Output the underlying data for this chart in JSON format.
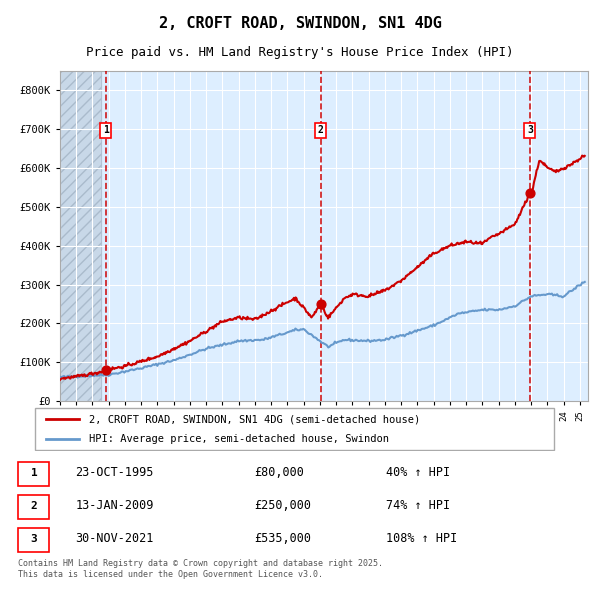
{
  "title": "2, CROFT ROAD, SWINDON, SN1 4DG",
  "subtitle": "Price paid vs. HM Land Registry's House Price Index (HPI)",
  "legend_line1": "2, CROFT ROAD, SWINDON, SN1 4DG (semi-detached house)",
  "legend_line2": "HPI: Average price, semi-detached house, Swindon",
  "footer": "Contains HM Land Registry data © Crown copyright and database right 2025.\nThis data is licensed under the Open Government Licence v3.0.",
  "sale_points": [
    {
      "label": "1",
      "date": "23-OCT-1995",
      "price": 80000,
      "hpi_pct": "40% ↑ HPI",
      "x": 1995.81
    },
    {
      "label": "2",
      "date": "13-JAN-2009",
      "price": 250000,
      "hpi_pct": "74% ↑ HPI",
      "x": 2009.04
    },
    {
      "label": "3",
      "date": "30-NOV-2021",
      "price": 535000,
      "hpi_pct": "108% ↑ HPI",
      "x": 2021.92
    }
  ],
  "vline_color": "#cc0000",
  "sale_marker_color": "#cc0000",
  "hpi_line_color": "#6699cc",
  "price_line_color": "#cc0000",
  "bg_color": "#ddeeff",
  "ylim": [
    0,
    850000
  ],
  "xlim": [
    1993.0,
    2025.5
  ],
  "yticks": [
    0,
    100000,
    200000,
    300000,
    400000,
    500000,
    600000,
    700000,
    800000
  ]
}
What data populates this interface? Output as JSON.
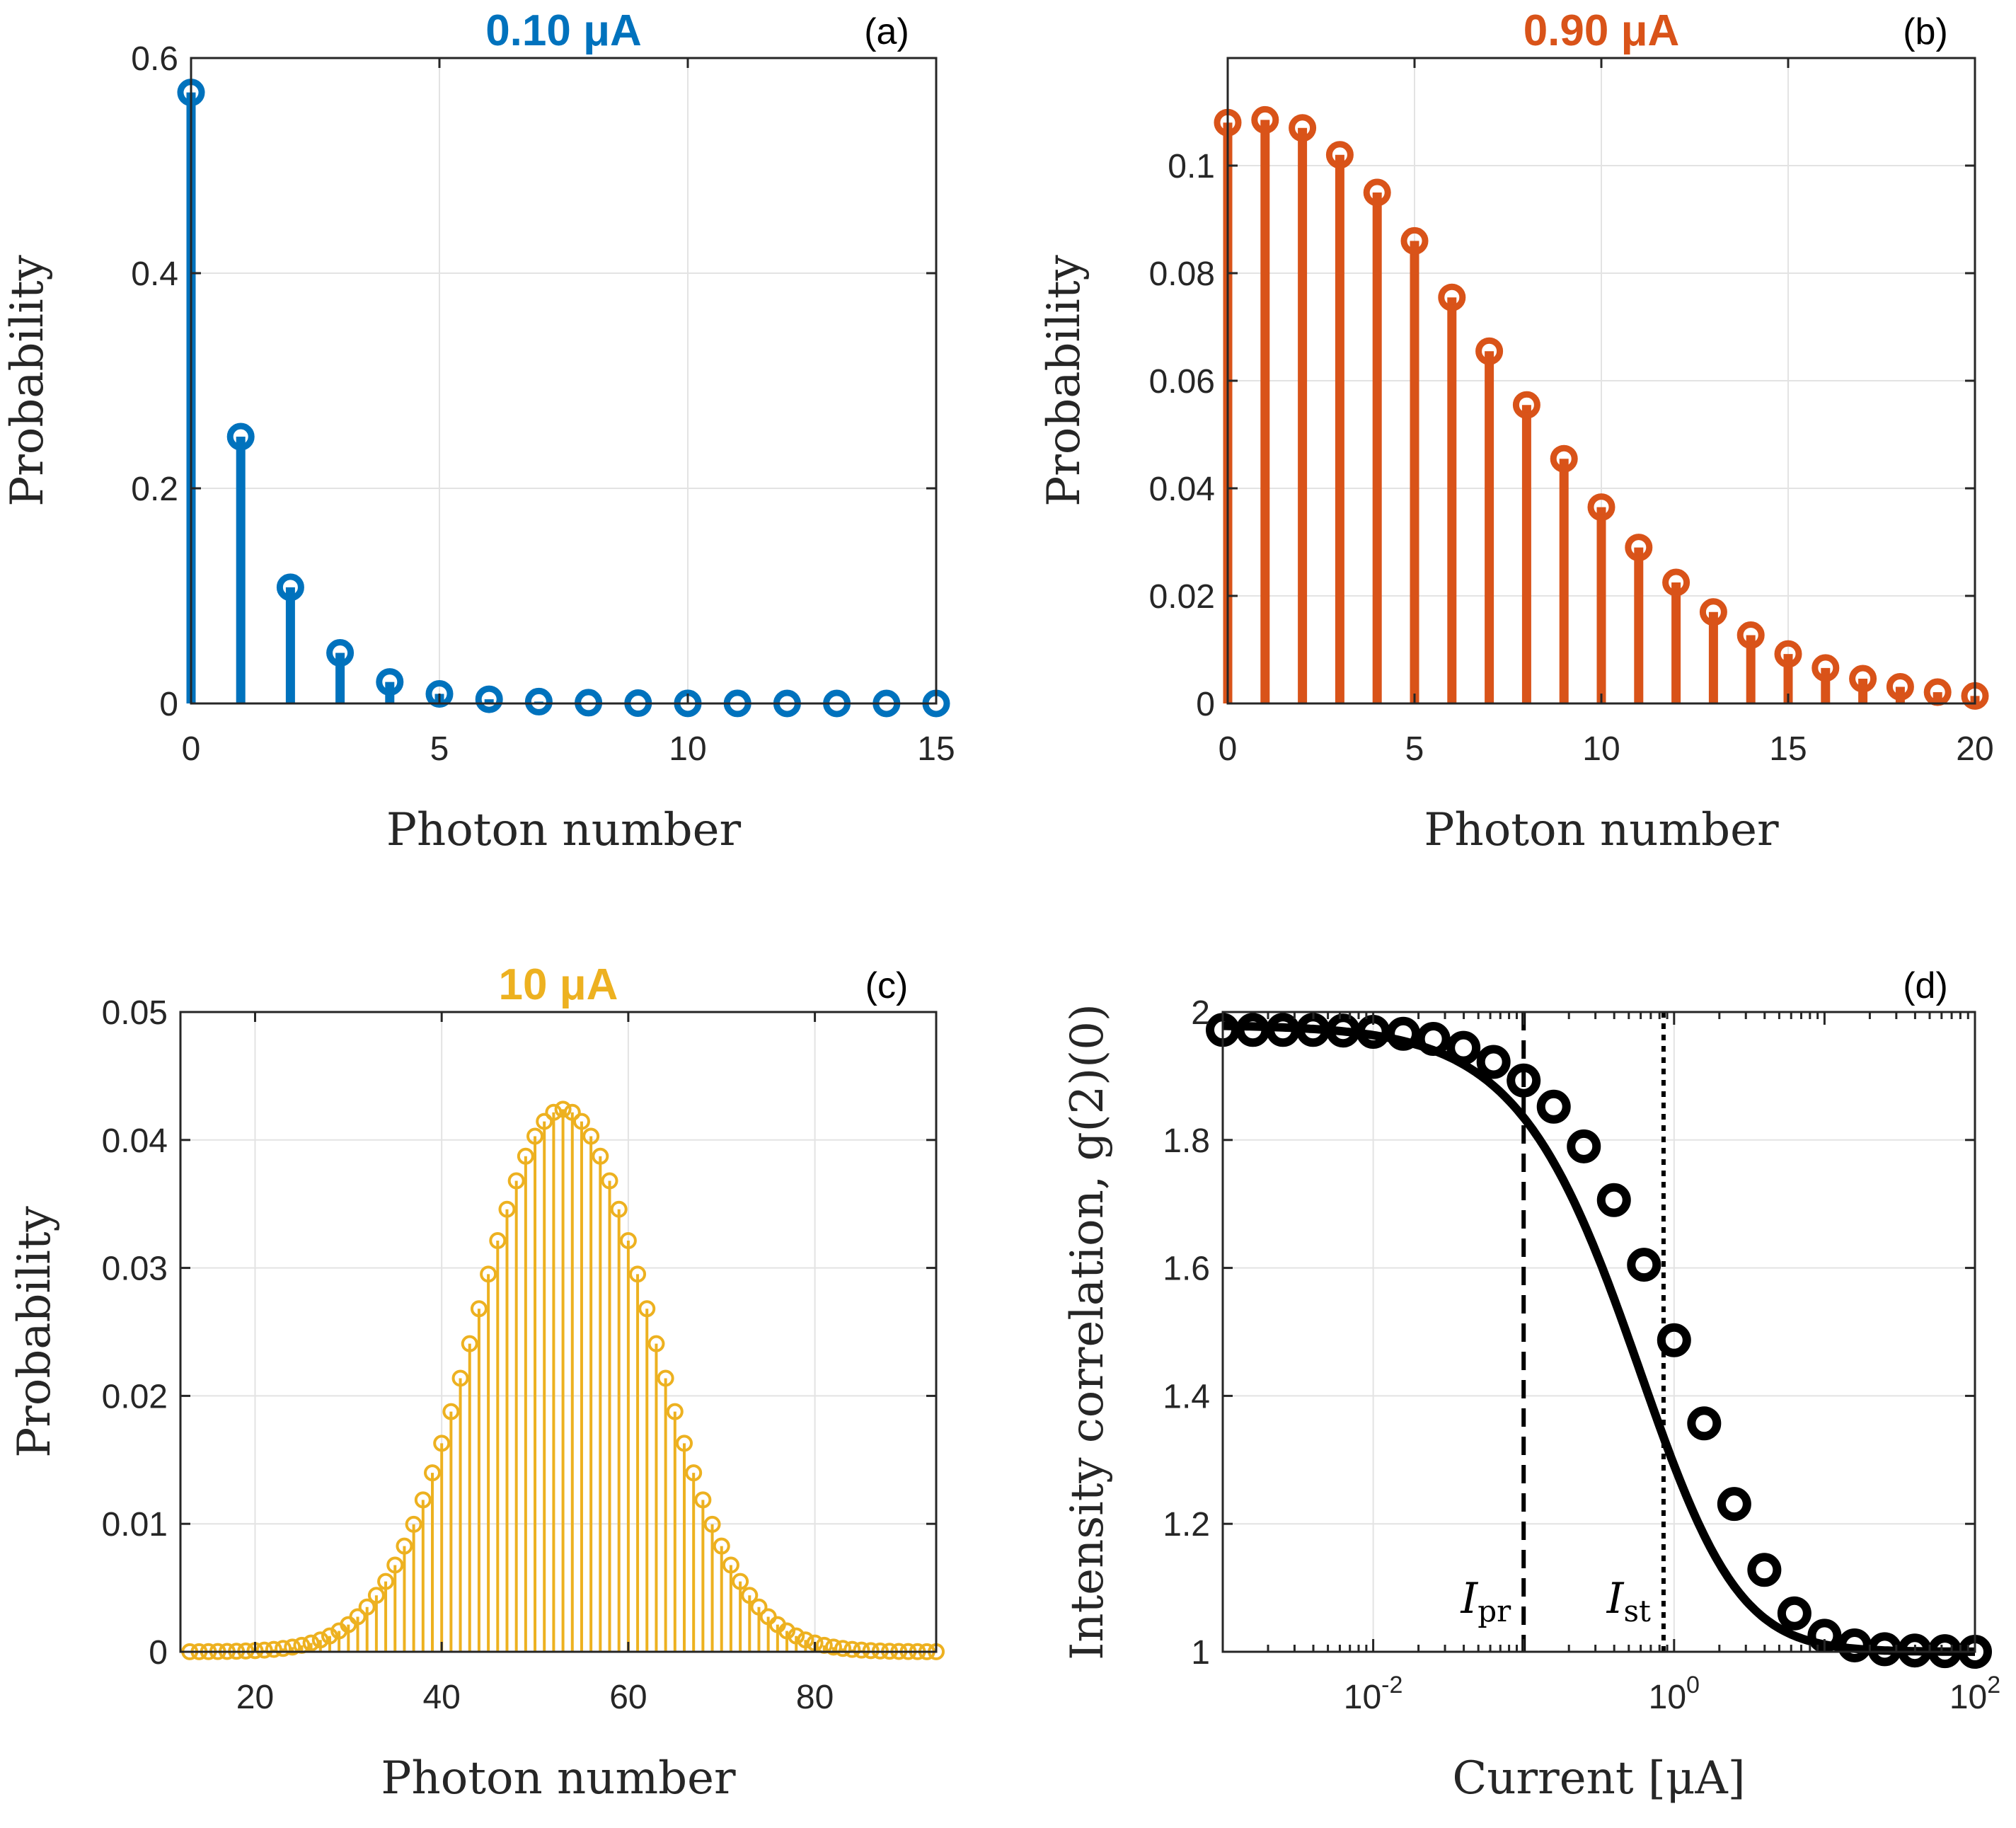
————
Your goal - Copy out every line of the listing that contains the string "CROFT".

Task output -
  "title": "2, CROFT ROAD, SWINDON, SN1 4DG",
  "legend_line1": "2, CROFT ROAD, SWINDON, SN1 4DG (semi-detached house)",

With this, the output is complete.